EXERCISE »
Put the entries below into a JSON list of strings, one string per line and with blank lines omitted. Cover only the lines from the start of the entries up to and including the line with "The heat seal 25 is at (463, 50).".
"""
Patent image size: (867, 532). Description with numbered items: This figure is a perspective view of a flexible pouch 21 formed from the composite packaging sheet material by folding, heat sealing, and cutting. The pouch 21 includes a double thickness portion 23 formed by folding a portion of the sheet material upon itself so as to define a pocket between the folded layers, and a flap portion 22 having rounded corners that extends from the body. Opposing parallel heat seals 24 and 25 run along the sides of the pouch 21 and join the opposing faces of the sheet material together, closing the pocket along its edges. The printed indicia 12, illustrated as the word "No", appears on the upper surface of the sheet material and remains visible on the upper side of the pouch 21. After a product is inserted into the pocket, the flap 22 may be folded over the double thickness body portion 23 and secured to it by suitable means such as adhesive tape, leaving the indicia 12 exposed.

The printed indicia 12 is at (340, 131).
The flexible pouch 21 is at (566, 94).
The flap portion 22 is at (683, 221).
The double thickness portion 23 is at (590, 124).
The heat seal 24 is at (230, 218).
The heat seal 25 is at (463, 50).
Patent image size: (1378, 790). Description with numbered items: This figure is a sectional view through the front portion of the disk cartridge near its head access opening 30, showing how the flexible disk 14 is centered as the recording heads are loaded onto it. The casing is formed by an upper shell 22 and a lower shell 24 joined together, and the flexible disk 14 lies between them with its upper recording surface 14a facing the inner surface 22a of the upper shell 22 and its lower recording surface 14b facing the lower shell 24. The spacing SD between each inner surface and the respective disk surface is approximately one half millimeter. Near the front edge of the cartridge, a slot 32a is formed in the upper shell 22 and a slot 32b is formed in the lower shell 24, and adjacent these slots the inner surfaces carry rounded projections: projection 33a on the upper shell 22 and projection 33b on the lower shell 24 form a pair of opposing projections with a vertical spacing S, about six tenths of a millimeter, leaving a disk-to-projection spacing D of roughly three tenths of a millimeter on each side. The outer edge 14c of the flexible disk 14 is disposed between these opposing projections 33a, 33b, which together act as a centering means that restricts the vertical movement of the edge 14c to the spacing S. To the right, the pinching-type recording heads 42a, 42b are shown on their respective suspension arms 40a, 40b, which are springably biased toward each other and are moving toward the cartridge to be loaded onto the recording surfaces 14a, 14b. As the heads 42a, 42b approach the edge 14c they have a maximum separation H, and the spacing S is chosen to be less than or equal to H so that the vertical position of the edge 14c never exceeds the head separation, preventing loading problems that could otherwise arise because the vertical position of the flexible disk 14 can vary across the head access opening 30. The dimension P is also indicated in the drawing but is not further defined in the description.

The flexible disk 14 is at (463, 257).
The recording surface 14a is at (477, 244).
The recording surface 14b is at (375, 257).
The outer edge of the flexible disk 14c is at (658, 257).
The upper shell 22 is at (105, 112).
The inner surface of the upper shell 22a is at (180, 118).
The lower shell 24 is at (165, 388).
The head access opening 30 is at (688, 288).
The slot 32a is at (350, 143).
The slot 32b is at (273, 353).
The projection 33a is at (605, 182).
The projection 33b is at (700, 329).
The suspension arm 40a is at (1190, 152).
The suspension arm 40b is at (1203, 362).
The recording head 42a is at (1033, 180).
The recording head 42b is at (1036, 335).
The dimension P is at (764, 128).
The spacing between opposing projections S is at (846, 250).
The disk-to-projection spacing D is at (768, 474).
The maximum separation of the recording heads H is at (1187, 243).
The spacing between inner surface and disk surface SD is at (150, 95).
"""
TASK SOLUTION »
[
  "Patent image size: (867, 532). Description with numbered items: This figure is a perspective view of a flexible pouch 21 formed from the composite packaging sheet material by folding, heat sealing, and cutting. The pouch 21 includes a double thickness portion 23 formed by folding a portion of the sheet material upon itself so as to define a pocket between the folded layers, and a flap portion 22 having rounded corners that extends from the body. Opposing parallel heat seals 24 and 25 run along the sides of the pouch 21 and join the opposing faces of the sheet material together, closing the pocket along its edges. The printed indicia 12, illustrated as the word \"No\", appears on the upper surface of the sheet material and remains visible on the upper side of the pouch 21. After a product is inserted into the pocket, the flap 22 may be folded over the double thickness body portion 23 and secured to it by suitable means such as adhesive tape, leaving the indicia 12 exposed.",
  "The printed indicia 12 is at (340, 131).",
  "The flexible pouch 21 is at (566, 94).",
  "The flap portion 22 is at (683, 221).",
  "The double thickness portion 23 is at (590, 124).",
  "The heat seal 24 is at (230, 218).",
  "The heat seal 25 is at (463, 50)."
]